* Begin Record excerpts *

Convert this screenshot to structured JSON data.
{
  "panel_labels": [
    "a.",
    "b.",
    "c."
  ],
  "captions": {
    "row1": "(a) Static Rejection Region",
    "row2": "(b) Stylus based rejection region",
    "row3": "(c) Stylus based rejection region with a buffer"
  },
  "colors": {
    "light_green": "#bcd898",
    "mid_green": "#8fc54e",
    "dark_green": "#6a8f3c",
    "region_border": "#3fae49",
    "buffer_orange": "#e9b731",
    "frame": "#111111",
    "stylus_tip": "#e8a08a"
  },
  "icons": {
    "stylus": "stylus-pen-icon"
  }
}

* End Record excerpts *

- [Written task]
Print the listing above in its entirety, with every line exact.

- [Exercise response]
Convert this screenshot to structured JSON data.
{
  "panel_labels": [
    "a.",
    "b.",
    "c."
  ],
  "captions": {
    "row1": "(a) Static Rejection Region",
    "row2": "(b) Stylus based rejection region",
    "row3": "(c) Stylus based rejection region with a buffer"
  },
  "colors": {
    "light_green": "#bcd898",
    "mid_green": "#8fc54e",
    "dark_green": "#6a8f3c",
    "region_border": "#3fae49",
    "buffer_orange": "#e9b731",
    "frame": "#111111",
    "stylus_tip": "#e8a08a"
  },
  "icons": {
    "stylus": "stylus-pen-icon"
  }
}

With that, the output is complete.